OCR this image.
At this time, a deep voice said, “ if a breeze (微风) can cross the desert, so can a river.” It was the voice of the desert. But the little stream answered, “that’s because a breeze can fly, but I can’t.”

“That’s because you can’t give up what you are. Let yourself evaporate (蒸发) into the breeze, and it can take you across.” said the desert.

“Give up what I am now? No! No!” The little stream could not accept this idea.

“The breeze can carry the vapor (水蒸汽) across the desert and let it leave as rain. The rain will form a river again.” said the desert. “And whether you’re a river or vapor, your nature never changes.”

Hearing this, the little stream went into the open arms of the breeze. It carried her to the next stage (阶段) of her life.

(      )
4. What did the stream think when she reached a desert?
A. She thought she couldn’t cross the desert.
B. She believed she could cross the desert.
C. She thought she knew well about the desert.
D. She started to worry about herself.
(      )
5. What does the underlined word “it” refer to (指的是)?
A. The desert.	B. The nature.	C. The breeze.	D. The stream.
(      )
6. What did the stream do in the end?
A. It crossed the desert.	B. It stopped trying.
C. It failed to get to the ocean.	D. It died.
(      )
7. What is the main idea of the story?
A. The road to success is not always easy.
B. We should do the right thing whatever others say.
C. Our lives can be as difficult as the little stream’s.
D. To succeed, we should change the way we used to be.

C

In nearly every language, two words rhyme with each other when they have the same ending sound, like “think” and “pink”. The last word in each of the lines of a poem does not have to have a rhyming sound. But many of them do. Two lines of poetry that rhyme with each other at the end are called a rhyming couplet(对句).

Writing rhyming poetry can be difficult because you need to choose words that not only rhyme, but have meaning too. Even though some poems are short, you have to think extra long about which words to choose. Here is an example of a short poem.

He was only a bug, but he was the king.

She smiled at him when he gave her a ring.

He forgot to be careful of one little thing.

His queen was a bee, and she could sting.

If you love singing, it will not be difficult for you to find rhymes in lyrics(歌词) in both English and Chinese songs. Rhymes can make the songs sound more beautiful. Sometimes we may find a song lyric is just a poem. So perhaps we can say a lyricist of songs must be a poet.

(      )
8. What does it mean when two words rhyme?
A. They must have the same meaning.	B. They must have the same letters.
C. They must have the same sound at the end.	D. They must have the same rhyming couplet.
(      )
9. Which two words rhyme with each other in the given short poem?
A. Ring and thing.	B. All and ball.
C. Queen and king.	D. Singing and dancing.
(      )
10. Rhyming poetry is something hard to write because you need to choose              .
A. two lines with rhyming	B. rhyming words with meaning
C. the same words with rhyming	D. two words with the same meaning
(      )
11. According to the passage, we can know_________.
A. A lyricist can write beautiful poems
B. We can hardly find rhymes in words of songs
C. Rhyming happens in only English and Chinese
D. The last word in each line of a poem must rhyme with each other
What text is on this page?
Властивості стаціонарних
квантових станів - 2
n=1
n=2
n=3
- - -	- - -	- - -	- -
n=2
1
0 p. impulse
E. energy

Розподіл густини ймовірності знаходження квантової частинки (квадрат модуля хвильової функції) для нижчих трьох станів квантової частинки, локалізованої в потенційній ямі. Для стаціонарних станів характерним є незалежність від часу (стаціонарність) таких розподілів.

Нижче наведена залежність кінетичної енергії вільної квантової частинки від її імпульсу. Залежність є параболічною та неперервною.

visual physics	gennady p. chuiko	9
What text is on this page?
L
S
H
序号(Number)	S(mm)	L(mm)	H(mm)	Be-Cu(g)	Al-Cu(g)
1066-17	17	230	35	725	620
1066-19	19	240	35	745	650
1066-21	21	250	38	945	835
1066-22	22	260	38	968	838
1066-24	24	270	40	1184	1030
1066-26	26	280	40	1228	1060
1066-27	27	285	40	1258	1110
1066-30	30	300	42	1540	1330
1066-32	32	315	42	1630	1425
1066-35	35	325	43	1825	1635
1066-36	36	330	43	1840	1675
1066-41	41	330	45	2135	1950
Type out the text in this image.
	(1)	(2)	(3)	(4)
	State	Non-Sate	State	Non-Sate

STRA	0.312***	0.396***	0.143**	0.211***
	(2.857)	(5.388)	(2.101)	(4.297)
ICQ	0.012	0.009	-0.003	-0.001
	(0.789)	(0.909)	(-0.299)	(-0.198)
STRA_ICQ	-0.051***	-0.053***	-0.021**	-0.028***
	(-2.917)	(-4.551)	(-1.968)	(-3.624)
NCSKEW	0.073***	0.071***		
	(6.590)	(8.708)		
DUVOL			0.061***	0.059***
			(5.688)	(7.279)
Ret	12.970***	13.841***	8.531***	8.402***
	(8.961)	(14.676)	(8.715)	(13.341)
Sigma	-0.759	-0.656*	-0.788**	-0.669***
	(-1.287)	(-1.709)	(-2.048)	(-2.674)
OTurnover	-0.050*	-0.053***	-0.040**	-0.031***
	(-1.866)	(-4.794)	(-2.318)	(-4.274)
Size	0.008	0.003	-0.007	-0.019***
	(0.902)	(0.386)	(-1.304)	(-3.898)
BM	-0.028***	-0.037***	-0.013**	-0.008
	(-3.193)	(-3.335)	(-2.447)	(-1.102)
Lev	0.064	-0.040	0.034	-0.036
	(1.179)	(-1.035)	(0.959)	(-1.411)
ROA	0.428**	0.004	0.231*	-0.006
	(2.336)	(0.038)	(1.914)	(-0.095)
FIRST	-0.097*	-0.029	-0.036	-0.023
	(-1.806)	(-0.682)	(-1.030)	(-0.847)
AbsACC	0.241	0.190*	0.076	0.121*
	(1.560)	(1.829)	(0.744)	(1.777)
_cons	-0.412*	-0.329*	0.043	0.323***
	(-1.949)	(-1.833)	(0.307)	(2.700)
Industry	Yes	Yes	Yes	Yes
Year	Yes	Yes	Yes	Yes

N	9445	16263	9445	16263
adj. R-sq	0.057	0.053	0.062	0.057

--- Task directions ---
Write down every line of the data exactly as it appears above.

--- Task solution ---
OCR this image.
At this time, a deep voice said, “ if a breeze (微风) can cross the desert, so can a river.” It was the voice of the desert. But the little stream answered, “that’s because a breeze can fly, but I can’t.”

“That’s because you can’t give up what you are. Let yourself evaporate (蒸发) into the breeze, and it can take you across.” said the desert.

“Give up what I am now? No! No!” The little stream could not accept this idea.

“The breeze can carry the vapor (水蒸汽) across the desert and let it leave as rain. The rain will form a river again.” said the desert. “And whether you’re a river or vapor, your nature never changes.”

Hearing this, the little stream went into the open arms of the breeze. It carried her to the next stage (阶段) of her life.

(      )
4. What did the stream think when she reached a desert?
A. She thought she couldn’t cross the desert.
B. She believed she could cross the desert.
C. She thought she knew well about the desert.
D. She started to worry about herself.
(      )
5. What does the underlined word “it” refer to (指的是)?
A. The desert.	B. The nature.	C. The breeze.	D. The stream.
(      )
6. What did the stream do in the end?
A. It crossed the desert.	B. It stopped trying.
C. It failed to get to the ocean.	D. It died.
(      )
7. What is the main idea of the story?
A. The road to success is not always easy.
B. We should do the right thing whatever others say.
C. Our lives can be as difficult as the little stream’s.
D. To succeed, we should change the way we used to be.

C

In nearly every language, two words rhyme with each other when they have the same ending sound, like “think” and “pink”. The last word in each of the lines of a poem does not have to have a rhyming sound. But many of them do. Two lines of poetry that rhyme with each other at the end are called a rhyming couplet(对句).

Writing rhyming poetry can be difficult because you need to choose words that not only rhyme, but have meaning too. Even though some poems are short, you have to think extra long about which words to choose. Here is an example of a short poem.

He was only a bug, but he was the king.

She smiled at him when he gave her a ring.

He forgot to be careful of one little thing.

His queen was a bee, and she could sting.

If you love singing, it will not be difficult for you to find rhymes in lyrics(歌词) in both English and Chinese songs. Rhymes can make the songs sound more beautiful. Sometimes we may find a song lyric is just a poem. So perhaps we can say a lyricist of songs must be a poet.

(      )
8. What does it mean when two words rhyme?
A. They must have the same meaning.	B. They must have the same letters.
C. They must have the same sound at the end.	D. They must have the same rhyming couplet.
(      )
9. Which two words rhyme with each other in the given short poem?
A. Ring and thing.	B. All and ball.
C. Queen and king.	D. Singing and dancing.
(      )
10. Rhyming poetry is something hard to write because you need to choose              .
A. two lines with rhyming	B. rhyming words with meaning
C. the same words with rhyming	D. two words with the same meaning
(      )
11. According to the passage, we can know_________.
A. A lyricist can write beautiful poems
B. We can hardly find rhymes in words of songs
C. Rhyming happens in only English and Chinese
D. The last word in each line of a poem must rhyme with each other
What text is on this page?
Властивості стаціонарних
квантових станів - 2
n=1
n=2
n=3
- - -	- - -	- - -	- -
n=2
1
0 p. impulse
E. energy

Розподіл густини ймовірності знаходження квантової частинки (квадрат модуля хвильової функції) для нижчих трьох станів квантової частинки, локалізованої в потенційній ямі. Для стаціонарних станів характерним є незалежність від часу (стаціонарність) таких розподілів.

Нижче наведена залежність кінетичної енергії вільної квантової частинки від її імпульсу. Залежність є параболічною та неперервною.

visual physics	gennady p. chuiko	9
What text is on this page?
L
S
H
序号(Number)	S(mm)	L(mm)	H(mm)	Be-Cu(g)	Al-Cu(g)
1066-17	17	230	35	725	620
1066-19	19	240	35	745	650
1066-21	21	250	38	945	835
1066-22	22	260	38	968	838
1066-24	24	270	40	1184	1030
1066-26	26	280	40	1228	1060
1066-27	27	285	40	1258	1110
1066-30	30	300	42	1540	1330
1066-32	32	315	42	1630	1425
1066-35	35	325	43	1825	1635
1066-36	36	330	43	1840	1675
1066-41	41	330	45	2135	1950
Type out the text in this image.
	(1)	(2)	(3)	(4)
	State	Non-Sate	State	Non-Sate

STRA	0.312***	0.396***	0.143**	0.211***
	(2.857)	(5.388)	(2.101)	(4.297)
ICQ	0.012	0.009	-0.003	-0.001
	(0.789)	(0.909)	(-0.299)	(-0.198)
STRA_ICQ	-0.051***	-0.053***	-0.021**	-0.028***
	(-2.917)	(-4.551)	(-1.968)	(-3.624)
NCSKEW	0.073***	0.071***		
	(6.590)	(8.708)		
DUVOL			0.061***	0.059***
			(5.688)	(7.279)
Ret	12.970***	13.841***	8.531***	8.402***
	(8.961)	(14.676)	(8.715)	(13.341)
Sigma	-0.759	-0.656*	-0.788**	-0.669***
	(-1.287)	(-1.709)	(-2.048)	(-2.674)
OTurnover	-0.050*	-0.053***	-0.040**	-0.031***
	(-1.866)	(-4.794)	(-2.318)	(-4.274)
Size	0.008	0.003	-0.007	-0.019***
	(0.902)	(0.386)	(-1.304)	(-3.898)
BM	-0.028***	-0.037***	-0.013**	-0.008
	(-3.193)	(-3.335)	(-2.447)	(-1.102)
Lev	0.064	-0.040	0.034	-0.036
	(1.179)	(-1.035)	(0.959)	(-1.411)
ROA	0.428**	0.004	0.231*	-0.006
	(2.336)	(0.038)	(1.914)	(-0.095)
FIRST	-0.097*	-0.029	-0.036	-0.023
	(-1.806)	(-0.682)	(-1.030)	(-0.847)
AbsACC	0.241	0.190*	0.076	0.121*
	(1.560)	(1.829)	(0.744)	(1.777)
_cons	-0.412*	-0.329*	0.043	0.323***
	(-1.949)	(-1.833)	(0.307)	(2.700)
Industry	Yes	Yes	Yes	Yes
Year	Yes	Yes	Yes	Yes

N	9445	16263	9445	16263
adj. R-sq	0.057	0.053	0.062	0.057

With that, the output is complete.